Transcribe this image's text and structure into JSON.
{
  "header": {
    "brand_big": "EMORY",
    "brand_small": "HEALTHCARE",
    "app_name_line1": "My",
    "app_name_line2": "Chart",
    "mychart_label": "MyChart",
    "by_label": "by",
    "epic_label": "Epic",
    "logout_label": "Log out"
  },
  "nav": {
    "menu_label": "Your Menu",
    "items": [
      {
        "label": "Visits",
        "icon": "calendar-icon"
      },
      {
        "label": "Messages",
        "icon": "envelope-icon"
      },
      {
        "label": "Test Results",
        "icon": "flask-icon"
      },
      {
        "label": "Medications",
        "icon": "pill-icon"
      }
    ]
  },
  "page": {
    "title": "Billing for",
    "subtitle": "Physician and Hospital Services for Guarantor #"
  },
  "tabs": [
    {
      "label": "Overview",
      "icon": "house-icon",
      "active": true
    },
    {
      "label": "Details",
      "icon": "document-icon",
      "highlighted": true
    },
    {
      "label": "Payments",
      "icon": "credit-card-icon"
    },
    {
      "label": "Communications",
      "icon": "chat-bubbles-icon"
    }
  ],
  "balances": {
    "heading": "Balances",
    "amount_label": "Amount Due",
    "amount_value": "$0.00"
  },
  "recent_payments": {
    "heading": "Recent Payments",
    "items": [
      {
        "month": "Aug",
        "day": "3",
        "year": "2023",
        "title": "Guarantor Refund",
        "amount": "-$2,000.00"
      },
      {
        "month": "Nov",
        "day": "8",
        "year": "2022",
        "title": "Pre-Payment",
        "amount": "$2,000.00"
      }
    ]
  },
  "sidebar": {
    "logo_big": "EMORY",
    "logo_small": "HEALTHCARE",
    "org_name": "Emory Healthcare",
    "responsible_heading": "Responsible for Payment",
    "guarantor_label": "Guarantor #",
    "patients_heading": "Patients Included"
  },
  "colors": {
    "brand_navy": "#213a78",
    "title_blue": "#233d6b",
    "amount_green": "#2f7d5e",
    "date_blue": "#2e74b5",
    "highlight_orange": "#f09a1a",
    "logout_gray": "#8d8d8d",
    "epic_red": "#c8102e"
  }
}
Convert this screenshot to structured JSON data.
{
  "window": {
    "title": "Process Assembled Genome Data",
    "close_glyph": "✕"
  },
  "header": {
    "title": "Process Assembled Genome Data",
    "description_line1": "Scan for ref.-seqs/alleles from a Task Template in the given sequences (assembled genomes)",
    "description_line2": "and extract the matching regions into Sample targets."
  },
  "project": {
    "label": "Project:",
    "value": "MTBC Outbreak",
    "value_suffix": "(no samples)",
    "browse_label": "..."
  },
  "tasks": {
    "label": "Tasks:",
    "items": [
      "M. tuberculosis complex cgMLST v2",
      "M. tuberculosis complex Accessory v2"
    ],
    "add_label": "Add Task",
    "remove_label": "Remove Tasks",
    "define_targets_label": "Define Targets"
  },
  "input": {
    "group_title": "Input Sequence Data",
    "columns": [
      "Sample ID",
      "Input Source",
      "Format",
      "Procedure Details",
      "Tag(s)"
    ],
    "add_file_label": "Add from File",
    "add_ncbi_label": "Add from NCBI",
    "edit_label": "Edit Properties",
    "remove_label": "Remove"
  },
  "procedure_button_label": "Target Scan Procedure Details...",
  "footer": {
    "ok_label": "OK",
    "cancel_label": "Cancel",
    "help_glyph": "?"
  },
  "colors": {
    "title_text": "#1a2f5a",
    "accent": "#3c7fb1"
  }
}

###

-- Task to complete --
Return all of the material exactly as written, from the first line through the last.

-- Worked solution --
Transcribe this image's text and structure into JSON.
{
  "header": {
    "brand_big": "EMORY",
    "brand_small": "HEALTHCARE",
    "app_name_line1": "My",
    "app_name_line2": "Chart",
    "mychart_label": "MyChart",
    "by_label": "by",
    "epic_label": "Epic",
    "logout_label": "Log out"
  },
  "nav": {
    "menu_label": "Your Menu",
    "items": [
      {
        "label": "Visits",
        "icon": "calendar-icon"
      },
      {
        "label": "Messages",
        "icon": "envelope-icon"
      },
      {
        "label": "Test Results",
        "icon": "flask-icon"
      },
      {
        "label": "Medications",
        "icon": "pill-icon"
      }
    ]
  },
  "page": {
    "title": "Billing for",
    "subtitle": "Physician and Hospital Services for Guarantor #"
  },
  "tabs": [
    {
      "label": "Overview",
      "icon": "house-icon",
      "active": true
    },
    {
      "label": "Details",
      "icon": "document-icon",
      "highlighted": true
    },
    {
      "label": "Payments",
      "icon": "credit-card-icon"
    },
    {
      "label": "Communications",
      "icon": "chat-bubbles-icon"
    }
  ],
  "balances": {
    "heading": "Balances",
    "amount_label": "Amount Due",
    "amount_value": "$0.00"
  },
  "recent_payments": {
    "heading": "Recent Payments",
    "items": [
      {
        "month": "Aug",
        "day": "3",
        "year": "2023",
        "title": "Guarantor Refund",
        "amount": "-$2,000.00"
      },
      {
        "month": "Nov",
        "day": "8",
        "year": "2022",
        "title": "Pre-Payment",
        "amount": "$2,000.00"
      }
    ]
  },
  "sidebar": {
    "logo_big": "EMORY",
    "logo_small": "HEALTHCARE",
    "org_name": "Emory Healthcare",
    "responsible_heading": "Responsible for Payment",
    "guarantor_label": "Guarantor #",
    "patients_heading": "Patients Included"
  },
  "colors": {
    "brand_navy": "#213a78",
    "title_blue": "#233d6b",
    "amount_green": "#2f7d5e",
    "date_blue": "#2e74b5",
    "highlight_orange": "#f09a1a",
    "logout_gray": "#8d8d8d",
    "epic_red": "#c8102e"
  }
}
Convert this screenshot to structured JSON data.
{
  "window": {
    "title": "Process Assembled Genome Data",
    "close_glyph": "✕"
  },
  "header": {
    "title": "Process Assembled Genome Data",
    "description_line1": "Scan for ref.-seqs/alleles from a Task Template in the given sequences (assembled genomes)",
    "description_line2": "and extract the matching regions into Sample targets."
  },
  "project": {
    "label": "Project:",
    "value": "MTBC Outbreak",
    "value_suffix": "(no samples)",
    "browse_label": "..."
  },
  "tasks": {
    "label": "Tasks:",
    "items": [
      "M. tuberculosis complex cgMLST v2",
      "M. tuberculosis complex Accessory v2"
    ],
    "add_label": "Add Task",
    "remove_label": "Remove Tasks",
    "define_targets_label": "Define Targets"
  },
  "input": {
    "group_title": "Input Sequence Data",
    "columns": [
      "Sample ID",
      "Input Source",
      "Format",
      "Procedure Details",
      "Tag(s)"
    ],
    "add_file_label": "Add from File",
    "add_ncbi_label": "Add from NCBI",
    "edit_label": "Edit Properties",
    "remove_label": "Remove"
  },
  "procedure_button_label": "Target Scan Procedure Details...",
  "footer": {
    "ok_label": "OK",
    "cancel_label": "Cancel",
    "help_glyph": "?"
  },
  "colors": {
    "title_text": "#1a2f5a",
    "accent": "#3c7fb1"
  }
}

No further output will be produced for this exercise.